### Brief
Output nothing but the number of lines that include the word "weight".

### A block of data

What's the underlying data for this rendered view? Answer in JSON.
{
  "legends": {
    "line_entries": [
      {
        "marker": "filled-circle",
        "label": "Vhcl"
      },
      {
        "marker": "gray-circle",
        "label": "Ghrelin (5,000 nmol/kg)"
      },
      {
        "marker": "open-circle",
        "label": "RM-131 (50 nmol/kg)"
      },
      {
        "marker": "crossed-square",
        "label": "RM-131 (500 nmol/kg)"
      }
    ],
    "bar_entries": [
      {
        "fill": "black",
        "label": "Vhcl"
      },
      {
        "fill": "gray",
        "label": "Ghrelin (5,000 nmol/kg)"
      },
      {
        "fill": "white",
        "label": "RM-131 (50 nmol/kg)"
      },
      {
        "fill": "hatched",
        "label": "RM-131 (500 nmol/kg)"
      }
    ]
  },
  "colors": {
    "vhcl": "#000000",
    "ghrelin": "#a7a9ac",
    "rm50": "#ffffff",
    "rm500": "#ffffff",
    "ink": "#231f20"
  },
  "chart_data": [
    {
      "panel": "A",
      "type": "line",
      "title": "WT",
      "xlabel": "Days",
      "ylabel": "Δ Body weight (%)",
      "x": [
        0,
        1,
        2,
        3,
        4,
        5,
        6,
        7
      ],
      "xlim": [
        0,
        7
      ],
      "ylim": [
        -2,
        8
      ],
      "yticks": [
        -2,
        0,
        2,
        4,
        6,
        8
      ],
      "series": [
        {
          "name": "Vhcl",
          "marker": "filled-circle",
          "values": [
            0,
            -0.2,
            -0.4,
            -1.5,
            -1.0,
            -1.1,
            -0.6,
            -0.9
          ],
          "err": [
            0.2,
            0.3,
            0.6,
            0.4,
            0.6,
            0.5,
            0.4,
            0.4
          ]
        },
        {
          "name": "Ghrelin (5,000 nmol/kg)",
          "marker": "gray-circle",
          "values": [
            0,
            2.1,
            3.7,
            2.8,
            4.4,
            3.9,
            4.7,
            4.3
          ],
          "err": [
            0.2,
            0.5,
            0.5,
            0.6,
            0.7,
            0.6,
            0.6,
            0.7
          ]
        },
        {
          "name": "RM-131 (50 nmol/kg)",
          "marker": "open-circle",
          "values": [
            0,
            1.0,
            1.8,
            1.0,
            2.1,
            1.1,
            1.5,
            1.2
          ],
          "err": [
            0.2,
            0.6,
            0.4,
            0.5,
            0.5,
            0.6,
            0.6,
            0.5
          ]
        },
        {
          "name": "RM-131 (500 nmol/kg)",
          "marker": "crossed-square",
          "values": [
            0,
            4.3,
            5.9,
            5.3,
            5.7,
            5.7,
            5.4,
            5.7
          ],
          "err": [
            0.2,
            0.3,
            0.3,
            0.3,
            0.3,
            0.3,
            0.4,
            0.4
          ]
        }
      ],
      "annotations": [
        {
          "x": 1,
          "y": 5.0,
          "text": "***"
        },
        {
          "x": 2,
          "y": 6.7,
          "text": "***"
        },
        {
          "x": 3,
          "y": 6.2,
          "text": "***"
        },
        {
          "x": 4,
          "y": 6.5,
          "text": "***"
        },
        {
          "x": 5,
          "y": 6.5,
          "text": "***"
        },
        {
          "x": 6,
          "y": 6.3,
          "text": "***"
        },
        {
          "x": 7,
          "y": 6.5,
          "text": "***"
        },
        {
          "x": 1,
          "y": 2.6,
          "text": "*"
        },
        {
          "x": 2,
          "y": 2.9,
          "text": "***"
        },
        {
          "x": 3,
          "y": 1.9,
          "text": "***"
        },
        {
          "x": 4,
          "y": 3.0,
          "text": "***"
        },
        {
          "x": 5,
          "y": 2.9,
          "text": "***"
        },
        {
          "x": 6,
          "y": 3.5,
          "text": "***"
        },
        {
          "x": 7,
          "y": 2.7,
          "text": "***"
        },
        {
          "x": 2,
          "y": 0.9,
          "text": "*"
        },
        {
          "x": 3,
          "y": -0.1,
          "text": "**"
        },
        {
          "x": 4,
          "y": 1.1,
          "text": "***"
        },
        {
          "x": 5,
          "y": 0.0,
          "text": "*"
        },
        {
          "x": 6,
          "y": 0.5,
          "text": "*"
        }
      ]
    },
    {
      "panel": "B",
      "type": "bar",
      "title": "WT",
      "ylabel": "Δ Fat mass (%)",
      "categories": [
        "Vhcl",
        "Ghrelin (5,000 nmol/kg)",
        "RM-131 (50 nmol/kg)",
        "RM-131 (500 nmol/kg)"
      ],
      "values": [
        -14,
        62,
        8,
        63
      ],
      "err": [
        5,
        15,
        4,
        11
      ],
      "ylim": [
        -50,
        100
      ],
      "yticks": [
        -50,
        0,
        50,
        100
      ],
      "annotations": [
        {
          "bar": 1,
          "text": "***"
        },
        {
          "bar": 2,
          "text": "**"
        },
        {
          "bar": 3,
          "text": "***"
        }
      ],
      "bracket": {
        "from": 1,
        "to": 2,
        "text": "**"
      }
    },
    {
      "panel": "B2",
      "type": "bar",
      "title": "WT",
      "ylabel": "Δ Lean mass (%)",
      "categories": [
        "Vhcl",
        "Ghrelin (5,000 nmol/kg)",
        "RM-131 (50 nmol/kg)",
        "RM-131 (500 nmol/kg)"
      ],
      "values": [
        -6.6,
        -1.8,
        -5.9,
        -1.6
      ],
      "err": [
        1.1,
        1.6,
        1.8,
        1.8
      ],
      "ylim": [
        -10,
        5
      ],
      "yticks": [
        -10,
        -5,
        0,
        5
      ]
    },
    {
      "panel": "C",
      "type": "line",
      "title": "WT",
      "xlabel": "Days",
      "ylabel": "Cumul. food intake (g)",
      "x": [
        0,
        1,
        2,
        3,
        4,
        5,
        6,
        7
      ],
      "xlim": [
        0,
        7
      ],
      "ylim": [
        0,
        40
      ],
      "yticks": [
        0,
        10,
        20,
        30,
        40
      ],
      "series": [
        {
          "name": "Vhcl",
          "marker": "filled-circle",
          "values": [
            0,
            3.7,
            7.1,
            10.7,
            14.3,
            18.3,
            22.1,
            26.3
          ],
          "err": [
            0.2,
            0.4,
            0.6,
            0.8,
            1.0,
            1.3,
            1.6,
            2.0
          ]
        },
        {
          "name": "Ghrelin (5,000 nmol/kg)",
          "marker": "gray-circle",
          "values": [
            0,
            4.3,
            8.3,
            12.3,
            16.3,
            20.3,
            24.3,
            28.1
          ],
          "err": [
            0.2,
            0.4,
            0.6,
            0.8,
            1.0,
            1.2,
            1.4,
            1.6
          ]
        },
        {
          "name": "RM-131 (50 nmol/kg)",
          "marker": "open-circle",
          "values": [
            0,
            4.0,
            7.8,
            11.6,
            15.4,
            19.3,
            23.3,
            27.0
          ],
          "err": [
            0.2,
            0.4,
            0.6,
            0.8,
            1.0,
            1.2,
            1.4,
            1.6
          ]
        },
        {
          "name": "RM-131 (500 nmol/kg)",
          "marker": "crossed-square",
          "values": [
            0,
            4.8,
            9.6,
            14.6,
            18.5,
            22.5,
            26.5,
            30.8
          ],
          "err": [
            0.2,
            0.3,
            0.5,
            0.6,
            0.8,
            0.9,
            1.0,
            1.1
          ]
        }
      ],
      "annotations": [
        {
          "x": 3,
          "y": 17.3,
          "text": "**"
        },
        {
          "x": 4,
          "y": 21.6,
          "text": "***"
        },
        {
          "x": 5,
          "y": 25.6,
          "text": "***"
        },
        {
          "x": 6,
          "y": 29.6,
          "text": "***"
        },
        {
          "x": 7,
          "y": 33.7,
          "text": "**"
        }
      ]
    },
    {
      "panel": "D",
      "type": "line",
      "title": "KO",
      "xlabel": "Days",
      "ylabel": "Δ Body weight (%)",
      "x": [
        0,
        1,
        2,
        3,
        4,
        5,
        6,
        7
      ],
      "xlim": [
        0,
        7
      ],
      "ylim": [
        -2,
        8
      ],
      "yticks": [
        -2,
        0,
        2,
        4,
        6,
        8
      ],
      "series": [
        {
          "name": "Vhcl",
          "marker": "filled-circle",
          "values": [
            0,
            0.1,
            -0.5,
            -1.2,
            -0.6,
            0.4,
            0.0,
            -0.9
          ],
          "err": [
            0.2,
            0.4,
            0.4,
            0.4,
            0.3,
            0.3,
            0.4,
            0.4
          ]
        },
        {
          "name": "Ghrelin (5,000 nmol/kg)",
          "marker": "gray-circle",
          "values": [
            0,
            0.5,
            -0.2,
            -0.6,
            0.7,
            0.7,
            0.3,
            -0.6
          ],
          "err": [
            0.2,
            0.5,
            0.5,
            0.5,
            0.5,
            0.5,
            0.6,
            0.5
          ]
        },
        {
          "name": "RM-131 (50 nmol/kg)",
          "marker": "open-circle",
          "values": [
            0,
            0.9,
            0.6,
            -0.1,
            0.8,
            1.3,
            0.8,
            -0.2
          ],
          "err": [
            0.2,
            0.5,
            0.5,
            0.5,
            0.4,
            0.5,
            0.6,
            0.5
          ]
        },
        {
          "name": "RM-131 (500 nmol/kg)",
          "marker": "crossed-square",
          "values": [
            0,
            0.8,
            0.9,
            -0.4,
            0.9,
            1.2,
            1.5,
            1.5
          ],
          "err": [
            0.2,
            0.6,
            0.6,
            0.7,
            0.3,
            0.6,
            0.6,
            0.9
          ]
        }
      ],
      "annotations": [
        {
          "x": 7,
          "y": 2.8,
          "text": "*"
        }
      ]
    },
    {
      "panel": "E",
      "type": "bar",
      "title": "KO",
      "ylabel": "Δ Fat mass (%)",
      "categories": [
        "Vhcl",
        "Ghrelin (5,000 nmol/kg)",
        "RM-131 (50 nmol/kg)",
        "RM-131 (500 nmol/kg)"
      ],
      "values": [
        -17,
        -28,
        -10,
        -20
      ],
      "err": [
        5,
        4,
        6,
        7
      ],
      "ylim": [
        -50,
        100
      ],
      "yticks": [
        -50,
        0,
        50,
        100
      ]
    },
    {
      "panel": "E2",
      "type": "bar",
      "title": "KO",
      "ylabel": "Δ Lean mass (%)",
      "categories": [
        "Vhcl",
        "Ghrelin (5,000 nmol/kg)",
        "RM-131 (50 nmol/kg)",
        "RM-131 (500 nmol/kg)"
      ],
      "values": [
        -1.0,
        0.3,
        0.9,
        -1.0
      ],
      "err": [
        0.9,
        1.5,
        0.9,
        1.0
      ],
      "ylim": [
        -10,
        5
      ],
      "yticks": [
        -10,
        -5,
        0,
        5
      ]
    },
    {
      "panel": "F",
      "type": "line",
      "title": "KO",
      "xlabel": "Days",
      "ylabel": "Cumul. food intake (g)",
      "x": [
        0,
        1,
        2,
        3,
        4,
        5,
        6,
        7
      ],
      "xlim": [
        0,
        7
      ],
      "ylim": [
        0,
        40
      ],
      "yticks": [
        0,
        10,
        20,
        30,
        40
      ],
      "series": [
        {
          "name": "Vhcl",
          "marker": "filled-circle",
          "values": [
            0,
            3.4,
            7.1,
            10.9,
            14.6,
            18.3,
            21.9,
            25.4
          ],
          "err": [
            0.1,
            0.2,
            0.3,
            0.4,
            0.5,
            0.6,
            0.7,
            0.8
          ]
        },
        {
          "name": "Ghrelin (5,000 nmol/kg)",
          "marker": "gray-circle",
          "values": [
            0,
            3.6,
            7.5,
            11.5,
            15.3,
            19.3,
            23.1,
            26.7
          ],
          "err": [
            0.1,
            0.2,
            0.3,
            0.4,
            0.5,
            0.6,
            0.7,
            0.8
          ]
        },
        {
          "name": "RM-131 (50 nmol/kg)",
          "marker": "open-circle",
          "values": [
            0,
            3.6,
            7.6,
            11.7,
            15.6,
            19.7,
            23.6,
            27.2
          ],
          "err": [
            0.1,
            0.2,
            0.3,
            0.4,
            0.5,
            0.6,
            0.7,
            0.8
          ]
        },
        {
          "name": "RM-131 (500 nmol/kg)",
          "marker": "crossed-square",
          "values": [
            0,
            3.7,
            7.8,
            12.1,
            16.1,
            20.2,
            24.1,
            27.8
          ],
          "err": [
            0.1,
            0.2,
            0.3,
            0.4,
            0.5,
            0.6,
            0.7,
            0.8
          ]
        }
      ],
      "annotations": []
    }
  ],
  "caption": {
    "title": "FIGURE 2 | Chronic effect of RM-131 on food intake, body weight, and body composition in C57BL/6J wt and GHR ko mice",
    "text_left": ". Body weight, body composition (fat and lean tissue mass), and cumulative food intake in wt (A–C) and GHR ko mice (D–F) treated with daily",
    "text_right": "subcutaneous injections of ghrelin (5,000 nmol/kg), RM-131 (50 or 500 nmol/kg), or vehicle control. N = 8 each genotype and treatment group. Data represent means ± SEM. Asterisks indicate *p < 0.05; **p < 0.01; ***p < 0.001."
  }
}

### Worked solution
4